_DATA FOR THIS EXERCISE_:
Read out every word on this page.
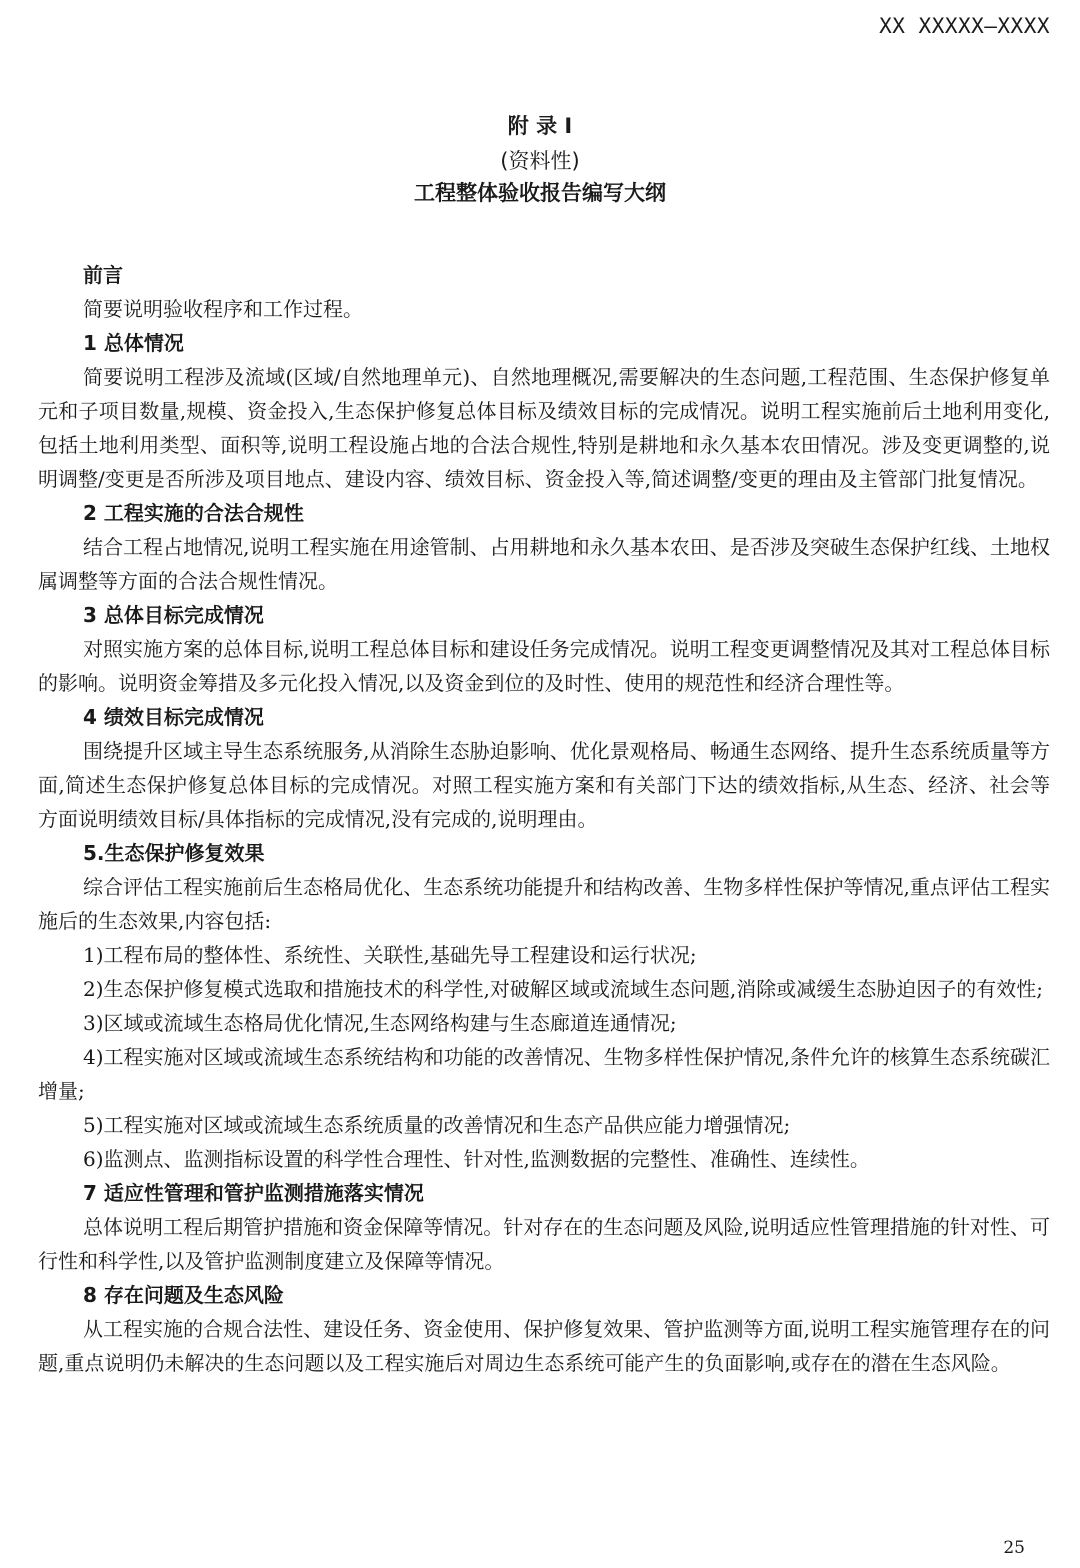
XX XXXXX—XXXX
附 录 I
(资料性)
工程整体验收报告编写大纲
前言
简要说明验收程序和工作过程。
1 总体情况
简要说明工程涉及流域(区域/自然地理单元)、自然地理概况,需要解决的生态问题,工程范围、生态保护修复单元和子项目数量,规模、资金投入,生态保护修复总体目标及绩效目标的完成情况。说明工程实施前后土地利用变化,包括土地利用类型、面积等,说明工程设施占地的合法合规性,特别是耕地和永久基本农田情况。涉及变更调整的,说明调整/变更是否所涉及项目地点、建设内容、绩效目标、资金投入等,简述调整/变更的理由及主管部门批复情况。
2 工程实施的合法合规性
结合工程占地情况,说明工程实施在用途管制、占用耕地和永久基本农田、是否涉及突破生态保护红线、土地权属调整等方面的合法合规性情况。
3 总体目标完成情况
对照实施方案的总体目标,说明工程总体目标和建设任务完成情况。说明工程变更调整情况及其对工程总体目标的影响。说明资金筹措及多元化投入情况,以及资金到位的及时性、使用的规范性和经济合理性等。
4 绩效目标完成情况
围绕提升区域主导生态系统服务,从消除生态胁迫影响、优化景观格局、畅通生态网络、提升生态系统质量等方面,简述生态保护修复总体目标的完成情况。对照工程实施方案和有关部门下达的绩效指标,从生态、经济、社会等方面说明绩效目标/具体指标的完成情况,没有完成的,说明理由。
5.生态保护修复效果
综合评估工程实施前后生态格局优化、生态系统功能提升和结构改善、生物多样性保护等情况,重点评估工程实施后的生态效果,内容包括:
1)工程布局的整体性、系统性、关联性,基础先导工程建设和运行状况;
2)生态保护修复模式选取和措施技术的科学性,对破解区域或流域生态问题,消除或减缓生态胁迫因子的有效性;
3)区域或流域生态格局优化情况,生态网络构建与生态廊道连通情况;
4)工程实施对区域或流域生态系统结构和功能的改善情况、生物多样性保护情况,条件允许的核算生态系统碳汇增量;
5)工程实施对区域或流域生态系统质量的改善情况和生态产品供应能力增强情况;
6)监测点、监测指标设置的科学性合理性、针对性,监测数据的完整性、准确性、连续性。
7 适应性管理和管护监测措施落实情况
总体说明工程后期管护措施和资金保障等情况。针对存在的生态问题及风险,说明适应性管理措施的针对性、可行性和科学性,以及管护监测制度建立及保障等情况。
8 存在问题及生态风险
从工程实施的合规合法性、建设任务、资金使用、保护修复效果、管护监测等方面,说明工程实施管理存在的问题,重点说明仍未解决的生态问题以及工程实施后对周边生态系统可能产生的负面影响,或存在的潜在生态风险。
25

_EXERCISE REQUIREMENTS_: Transcribe the listing above verbatim. Omit the pictures.

_FINISHED EXERCISE_:
Read out every word on this page.
XX XXXXX—XXXX
附 录 I
(资料性)
工程整体验收报告编写大纲
前言
简要说明验收程序和工作过程。
1 总体情况
简要说明工程涉及流域(区域/自然地理单元)、自然地理概况,需要解决的生态问题,工程范围、生态保护修复单元和子项目数量,规模、资金投入,生态保护修复总体目标及绩效目标的完成情况。说明工程实施前后土地利用变化,包括土地利用类型、面积等,说明工程设施占地的合法合规性,特别是耕地和永久基本农田情况。涉及变更调整的,说明调整/变更是否所涉及项目地点、建设内容、绩效目标、资金投入等,简述调整/变更的理由及主管部门批复情况。
2 工程实施的合法合规性
结合工程占地情况,说明工程实施在用途管制、占用耕地和永久基本农田、是否涉及突破生态保护红线、土地权属调整等方面的合法合规性情况。
3 总体目标完成情况
对照实施方案的总体目标,说明工程总体目标和建设任务完成情况。说明工程变更调整情况及其对工程总体目标的影响。说明资金筹措及多元化投入情况,以及资金到位的及时性、使用的规范性和经济合理性等。
4 绩效目标完成情况
围绕提升区域主导生态系统服务,从消除生态胁迫影响、优化景观格局、畅通生态网络、提升生态系统质量等方面,简述生态保护修复总体目标的完成情况。对照工程实施方案和有关部门下达的绩效指标,从生态、经济、社会等方面说明绩效目标/具体指标的完成情况,没有完成的,说明理由。
5.生态保护修复效果
综合评估工程实施前后生态格局优化、生态系统功能提升和结构改善、生物多样性保护等情况,重点评估工程实施后的生态效果,内容包括:
1)工程布局的整体性、系统性、关联性,基础先导工程建设和运行状况;
2)生态保护修复模式选取和措施技术的科学性,对破解区域或流域生态问题,消除或减缓生态胁迫因子的有效性;
3)区域或流域生态格局优化情况,生态网络构建与生态廊道连通情况;
4)工程实施对区域或流域生态系统结构和功能的改善情况、生物多样性保护情况,条件允许的核算生态系统碳汇增量;
5)工程实施对区域或流域生态系统质量的改善情况和生态产品供应能力增强情况;
6)监测点、监测指标设置的科学性合理性、针对性,监测数据的完整性、准确性、连续性。
7 适应性管理和管护监测措施落实情况
总体说明工程后期管护措施和资金保障等情况。针对存在的生态问题及风险,说明适应性管理措施的针对性、可行性和科学性,以及管护监测制度建立及保障等情况。
8 存在问题及生态风险
从工程实施的合规合法性、建设任务、资金使用、保护修复效果、管护监测等方面,说明工程实施管理存在的问题,重点说明仍未解决的生态问题以及工程实施后对周边生态系统可能产生的负面影响,或存在的潜在生态风险。
25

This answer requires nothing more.